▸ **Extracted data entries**
-.-.-

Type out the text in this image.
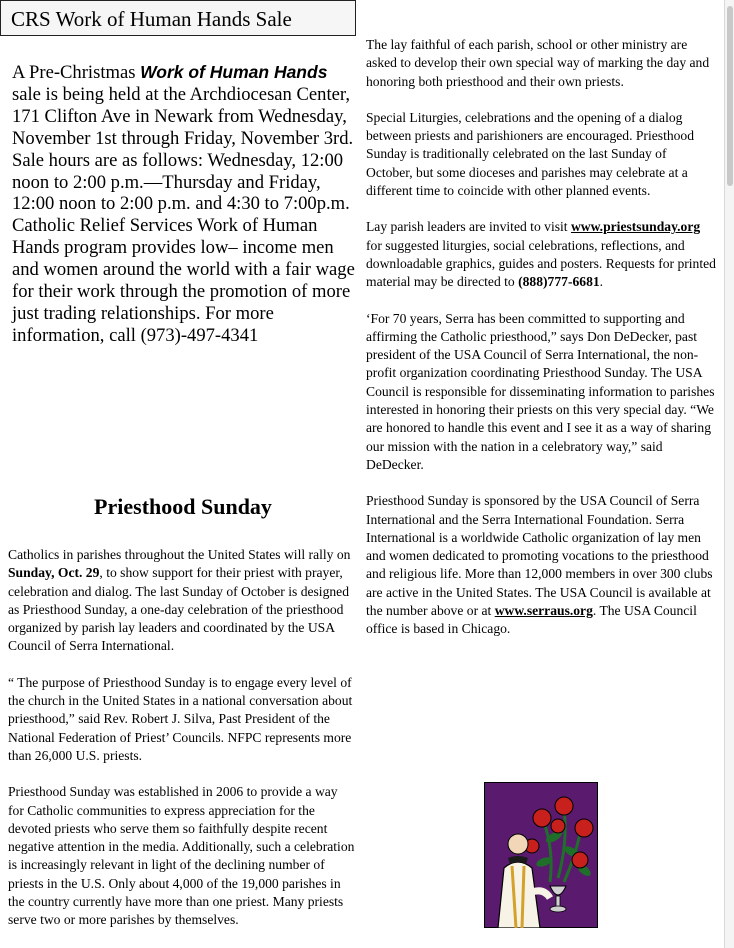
CRS Work of Human Hands Sale
A Pre-Christmas Work of Human Hands sale is being held at the Archdiocesan Center, 171 Clifton Ave in Newark from Wednesday, November 1st through Friday, November 3rd. Sale hours are as follows: Wednesday, 12:00 noon to 2:00 p.m.—Thursday and Friday, 12:00 noon to 2:00 p.m. and 4:30 to 7:00p.m. Catholic Relief Services Work of Human Hands program provides low– income men and women around the world with a fair wage for their work through the promotion of more just trading relationships. For more information, call (973)-497-4341
Priesthood Sunday

Catholics in parishes throughout the United States will rally on Sunday, Oct. 29, to show support for their priest with prayer, celebration and dialog. The last Sunday of October is designed as Priesthood Sunday, a one-day celebration of the priesthood organized by parish lay leaders and coordinated by the USA Council of Serra International.

“ The purpose of Priesthood Sunday is to engage every level of the church in the United States in a national conversation about priesthood,” said Rev. Robert J. Silva, Past President of the National Federation of Priest’ Councils. NFPC represents more than 26,000 U.S. priests.

Priesthood Sunday was established in 2006 to provide a way for Catholic communities to express appreciation for the devoted priests who serve them so faithfully despite recent negative attention in the media. Additionally, such a celebration is increasingly relevant in light of the declining number of priests in the U.S. Only about 4,000 of the 19,000 parishes in the country currently have more than one priest. Many priests serve two or more parishes by themselves.

The lay faithful of each parish, school or other ministry are asked to develop their own special way of marking the day and honoring both priesthood and their own priests.

Special Liturgies, celebrations and the opening of a dialog between priests and parishioners are encouraged. Priesthood Sunday is traditionally celebrated on the last Sunday of October, but some dioceses and parishes may celebrate at a different time to coincide with other planned events.

Lay parish leaders are invited to visit www.priestsunday.org for suggested liturgies, social celebrations, reflections, and downloadable graphics, guides and posters. Requests for printed material may be directed to (888)777-6681.

‘For 70 years, Serra has been committed to supporting and affirming the Catholic priesthood,” says Don DeDecker, past president of the USA Council of Serra International, the non-profit organization coordinating Priesthood Sunday. The USA Council is responsible for disseminating information to parishes interested in honoring their priests on this very special day. “We are honored to handle this event and I see it as a way of sharing our mission with the nation in a celebratory way,” said DeDecker.

Priesthood Sunday is sponsored by the USA Council of Serra International and the Serra International Foundation. Serra International is a worldwide Catholic organization of lay men and women dedicated to promoting vocations to the priesthood and religious life. More than 12,000 members in over 300 clubs are active in the United States. The USA Council is available at the number above or at www.serraus.org. The USA Council office is based in Chicago.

-.-.-

In the records above, find each line that holds the word "United"; copy all such lines.

Catholics in parishes throughout the United States will rally on Sunday, Oct. 29, to show support for their priest with prayer, celebration and dialog. The last Sunday of October is designed as Priesthood Sunday, a one-day celebration of the priesthood organized by parish lay leaders and coordinated by the USA Council of Serra International.
“ The purpose of Priesthood Sunday is to engage every level of the church in the United States in a national conversation about priesthood,” said Rev. Robert J. Silva, Past President of the National Federation of Priest’ Councils. NFPC represents more than 26,000 U.S. priests.
Priesthood Sunday is sponsored by the USA Council of Serra International and the Serra International Foundation. Serra International is a worldwide Catholic organization of lay men and women dedicated to promoting vocations to the priesthood and religious life. More than 12,000 members in over 300 clubs are active in the United States. The USA Council is available at the number above or at www.serraus.org. The USA Council office is based in Chicago.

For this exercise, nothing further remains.